Entries with figure data
============
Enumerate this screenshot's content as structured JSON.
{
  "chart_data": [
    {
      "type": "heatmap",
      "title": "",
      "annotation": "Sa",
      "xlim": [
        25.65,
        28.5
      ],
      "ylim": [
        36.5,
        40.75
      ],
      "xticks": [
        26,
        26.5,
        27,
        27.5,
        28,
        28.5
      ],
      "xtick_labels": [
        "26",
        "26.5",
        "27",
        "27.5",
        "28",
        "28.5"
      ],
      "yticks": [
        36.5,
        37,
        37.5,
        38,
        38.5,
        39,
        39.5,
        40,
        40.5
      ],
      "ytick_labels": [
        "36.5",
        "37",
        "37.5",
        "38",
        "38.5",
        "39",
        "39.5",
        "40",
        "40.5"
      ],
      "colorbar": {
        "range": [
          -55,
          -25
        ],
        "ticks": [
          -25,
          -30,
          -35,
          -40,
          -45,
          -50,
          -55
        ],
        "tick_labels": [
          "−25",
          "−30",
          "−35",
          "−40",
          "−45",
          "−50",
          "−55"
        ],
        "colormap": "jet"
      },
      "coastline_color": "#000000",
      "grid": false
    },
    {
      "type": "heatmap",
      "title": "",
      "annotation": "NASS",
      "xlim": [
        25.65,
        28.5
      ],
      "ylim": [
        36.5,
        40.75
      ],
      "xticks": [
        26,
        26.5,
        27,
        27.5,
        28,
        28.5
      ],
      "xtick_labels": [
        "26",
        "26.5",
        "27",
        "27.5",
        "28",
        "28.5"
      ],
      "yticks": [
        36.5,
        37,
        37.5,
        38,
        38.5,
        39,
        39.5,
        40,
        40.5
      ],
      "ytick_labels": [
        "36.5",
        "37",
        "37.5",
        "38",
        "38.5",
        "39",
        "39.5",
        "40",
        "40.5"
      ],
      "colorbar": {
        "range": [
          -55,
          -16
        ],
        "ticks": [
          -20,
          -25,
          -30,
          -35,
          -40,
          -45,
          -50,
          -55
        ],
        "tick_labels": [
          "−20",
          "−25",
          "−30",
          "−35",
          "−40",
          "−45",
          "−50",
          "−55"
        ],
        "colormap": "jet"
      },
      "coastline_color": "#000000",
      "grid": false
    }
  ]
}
============
§ **Stated problem**
Output the entries verbatim.

§ **Solution to this exercise**
Enumerate this screenshot's content as structured JSON.
{
  "chart_data": [
    {
      "type": "heatmap",
      "title": "",
      "annotation": "Sa",
      "xlim": [
        25.65,
        28.5
      ],
      "ylim": [
        36.5,
        40.75
      ],
      "xticks": [
        26,
        26.5,
        27,
        27.5,
        28,
        28.5
      ],
      "xtick_labels": [
        "26",
        "26.5",
        "27",
        "27.5",
        "28",
        "28.5"
      ],
      "yticks": [
        36.5,
        37,
        37.5,
        38,
        38.5,
        39,
        39.5,
        40,
        40.5
      ],
      "ytick_labels": [
        "36.5",
        "37",
        "37.5",
        "38",
        "38.5",
        "39",
        "39.5",
        "40",
        "40.5"
      ],
      "colorbar": {
        "range": [
          -55,
          -25
        ],
        "ticks": [
          -25,
          -30,
          -35,
          -40,
          -45,
          -50,
          -55
        ],
        "tick_labels": [
          "−25",
          "−30",
          "−35",
          "−40",
          "−45",
          "−50",
          "−55"
        ],
        "colormap": "jet"
      },
      "coastline_color": "#000000",
      "grid": false
    },
    {
      "type": "heatmap",
      "title": "",
      "annotation": "NASS",
      "xlim": [
        25.65,
        28.5
      ],
      "ylim": [
        36.5,
        40.75
      ],
      "xticks": [
        26,
        26.5,
        27,
        27.5,
        28,
        28.5
      ],
      "xtick_labels": [
        "26",
        "26.5",
        "27",
        "27.5",
        "28",
        "28.5"
      ],
      "yticks": [
        36.5,
        37,
        37.5,
        38,
        38.5,
        39,
        39.5,
        40,
        40.5
      ],
      "ytick_labels": [
        "36.5",
        "37",
        "37.5",
        "38",
        "38.5",
        "39",
        "39.5",
        "40",
        "40.5"
      ],
      "colorbar": {
        "range": [
          -55,
          -16
        ],
        "ticks": [
          -20,
          -25,
          -30,
          -35,
          -40,
          -45,
          -50,
          -55
        ],
        "tick_labels": [
          "−20",
          "−25",
          "−30",
          "−35",
          "−40",
          "−45",
          "−50",
          "−55"
        ],
        "colormap": "jet"
      },
      "coastline_color": "#000000",
      "grid": false
    }
  ]
}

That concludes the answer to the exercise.